Your objective: Rename "hot water tank" to "water heater" in the records, beginning at the line that has "Patent image size: (957, 835)." and stopping after the line that has "The end portion 120 is at (200, 213).". Write out only those lines, leaving everything else in them unchanged.

***

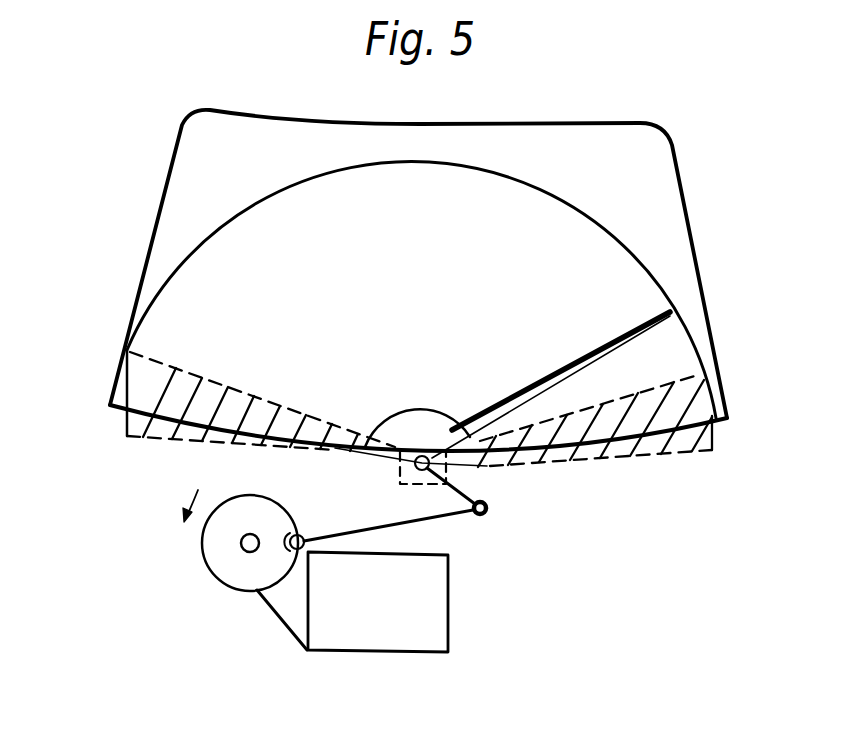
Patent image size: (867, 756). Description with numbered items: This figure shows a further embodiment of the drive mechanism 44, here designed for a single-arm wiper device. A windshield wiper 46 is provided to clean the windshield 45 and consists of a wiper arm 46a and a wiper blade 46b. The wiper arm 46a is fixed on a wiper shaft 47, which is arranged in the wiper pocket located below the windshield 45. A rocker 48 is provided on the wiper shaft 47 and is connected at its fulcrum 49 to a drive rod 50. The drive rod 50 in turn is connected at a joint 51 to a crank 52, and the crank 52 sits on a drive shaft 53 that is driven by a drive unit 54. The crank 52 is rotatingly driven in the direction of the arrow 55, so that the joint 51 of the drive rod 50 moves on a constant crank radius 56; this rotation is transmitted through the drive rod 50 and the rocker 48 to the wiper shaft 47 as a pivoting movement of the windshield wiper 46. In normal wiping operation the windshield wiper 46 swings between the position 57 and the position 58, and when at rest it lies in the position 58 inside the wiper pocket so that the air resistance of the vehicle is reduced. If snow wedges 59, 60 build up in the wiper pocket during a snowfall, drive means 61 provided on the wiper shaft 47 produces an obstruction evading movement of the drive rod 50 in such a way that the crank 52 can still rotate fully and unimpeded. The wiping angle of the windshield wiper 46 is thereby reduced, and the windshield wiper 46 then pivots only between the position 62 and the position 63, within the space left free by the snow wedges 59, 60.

The drive mechanism 44 is at (466, 572).
The windshield 45 is at (440, 272).
The windshield wiper 46 is at (533, 384).
The wiper arm 46a is at (457, 443).
The wiper blade 46b is at (612, 342).
The wiper shaft 47 is at (417, 456).
The rocker 48 is at (460, 493).
The fulcrum 49 is at (490, 514).
The drive rod 50 is at (440, 525).
The joint 51 is at (302, 533).
The crank 52 is at (240, 575).
The drive shaft 53 is at (242, 547).
The drive unit 54 is at (440, 640).
The arrow 55 is at (218, 483).
The crank radius 56 is at (253, 495).
The position 57 is at (122, 434).
The position 58 is at (712, 450).
The snow wedge 59 is at (173, 440).
The snow wedge 60 is at (630, 455).
The drive means 61 is at (405, 488).
The position 62 is at (127, 350).
The position 63 is at (700, 372).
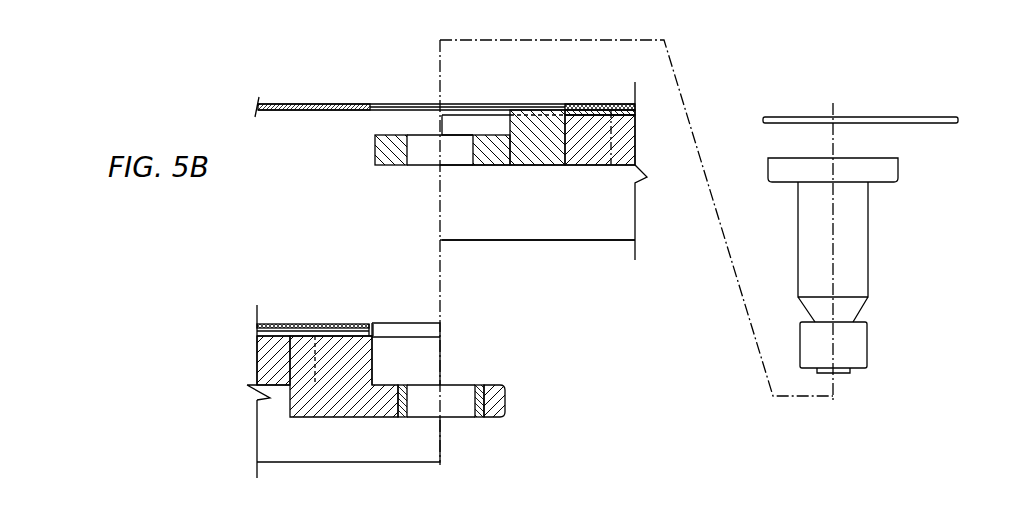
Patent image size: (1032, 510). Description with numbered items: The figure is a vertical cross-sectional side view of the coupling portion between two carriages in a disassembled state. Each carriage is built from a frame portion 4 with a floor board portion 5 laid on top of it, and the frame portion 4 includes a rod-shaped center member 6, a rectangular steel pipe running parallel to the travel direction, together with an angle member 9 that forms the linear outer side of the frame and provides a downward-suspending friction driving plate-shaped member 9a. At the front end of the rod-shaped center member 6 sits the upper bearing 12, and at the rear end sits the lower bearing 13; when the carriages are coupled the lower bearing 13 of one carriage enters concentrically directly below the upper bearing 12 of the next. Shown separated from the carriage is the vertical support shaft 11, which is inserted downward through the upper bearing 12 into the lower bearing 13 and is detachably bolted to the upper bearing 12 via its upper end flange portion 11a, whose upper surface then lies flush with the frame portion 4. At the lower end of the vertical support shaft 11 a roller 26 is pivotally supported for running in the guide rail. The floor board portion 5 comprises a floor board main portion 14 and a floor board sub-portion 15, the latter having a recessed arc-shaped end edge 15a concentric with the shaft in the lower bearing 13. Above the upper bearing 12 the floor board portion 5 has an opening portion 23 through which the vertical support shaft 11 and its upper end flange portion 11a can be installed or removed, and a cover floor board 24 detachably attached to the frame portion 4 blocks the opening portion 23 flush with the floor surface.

The frame portion 4 is at (612, 104).
The floor board portion 5 is at (322, 102).
The rod-shaped center member 6 is at (597, 157).
The angle member 9 is at (580, 104).
The friction driving plate-shaped member 9a is at (551, 217).
The vertical support shaft 11 is at (855, 247).
The upper end flange portion 11a is at (890, 170).
The upper bearing 12 is at (375, 149).
The lower bearing 13 is at (507, 403).
The floor board main portion 14 is at (285, 106).
The floor board sub-portion 15 is at (319, 289).
The recessed arc-shaped end edge 15a is at (338, 336).
The opening portion 23 is at (422, 105).
The cover floor board 24 is at (870, 117).
The roller 26 is at (858, 350).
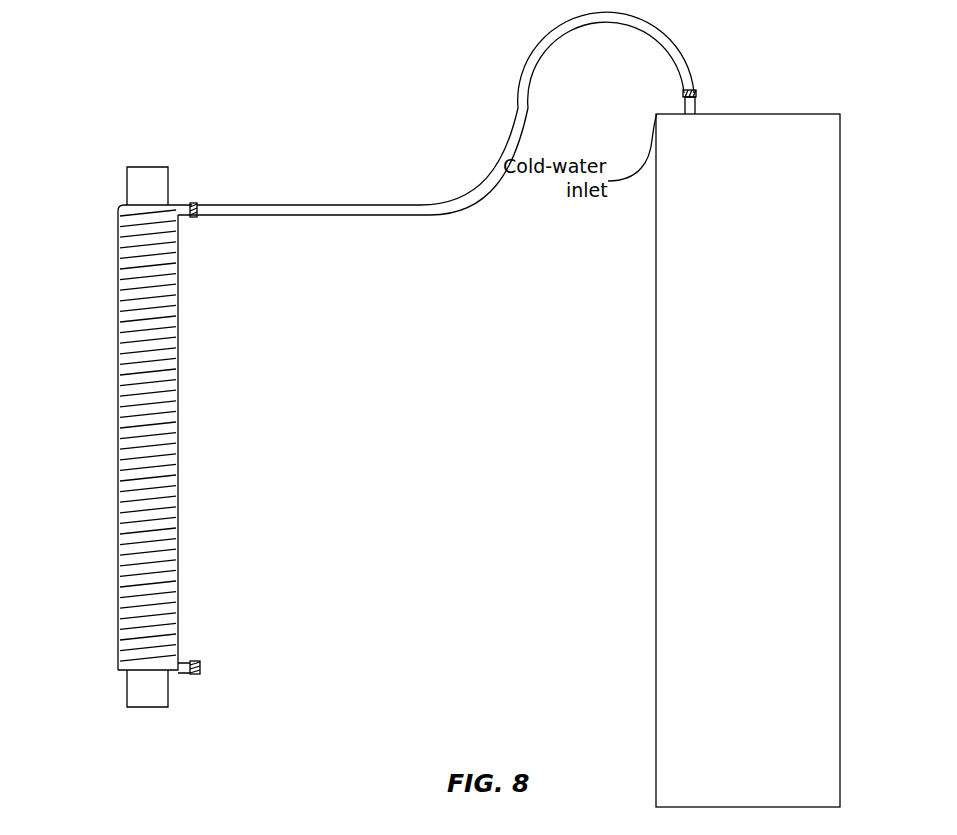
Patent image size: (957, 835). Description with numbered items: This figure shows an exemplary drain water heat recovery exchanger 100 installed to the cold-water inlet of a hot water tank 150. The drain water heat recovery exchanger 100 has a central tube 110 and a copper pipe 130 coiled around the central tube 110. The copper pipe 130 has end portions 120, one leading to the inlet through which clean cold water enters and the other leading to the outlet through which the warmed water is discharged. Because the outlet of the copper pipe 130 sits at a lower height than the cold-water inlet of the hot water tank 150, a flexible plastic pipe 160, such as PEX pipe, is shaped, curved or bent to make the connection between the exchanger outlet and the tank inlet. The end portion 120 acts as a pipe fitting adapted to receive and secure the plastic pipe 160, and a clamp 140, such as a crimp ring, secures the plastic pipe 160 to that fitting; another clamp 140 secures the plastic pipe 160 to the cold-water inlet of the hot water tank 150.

The drain water heat recovery exchanger 100 is at (214, 511).
The central tube 110 is at (137, 188).
The end portion 120 is at (200, 213).
The copper pipe 130 is at (128, 362).
The clamp 140 is at (195, 205).
The hot water tank 150 is at (800, 392).
The plastic pipe 160 is at (430, 204).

***

Problem solution:
Patent image size: (957, 835). Description with numbered items: This figure shows an exemplary drain water heat recovery exchanger 100 installed to the cold-water inlet of a water heater 150. The drain water heat recovery exchanger 100 has a central tube 110 and a copper pipe 130 coiled around the central tube 110. The copper pipe 130 has end portions 120, one leading to the inlet through which clean cold water enters and the other leading to the outlet through which the warmed water is discharged. Because the outlet of the copper pipe 130 sits at a lower height than the cold-water inlet of the water heater 150, a flexible plastic pipe 160, such as PEX pipe, is shaped, curved or bent to make the connection between the exchanger outlet and the tank inlet. The end portion 120 acts as a pipe fitting adapted to receive and secure the plastic pipe 160, and a clamp 140, such as a crimp ring, secures the plastic pipe 160 to that fitting; another clamp 140 secures the plastic pipe 160 to the cold-water inlet of the water heater 150.

The drain water heat recovery exchanger 100 is at (214, 511).
The central tube 110 is at (137, 188).
The end portion 120 is at (200, 213).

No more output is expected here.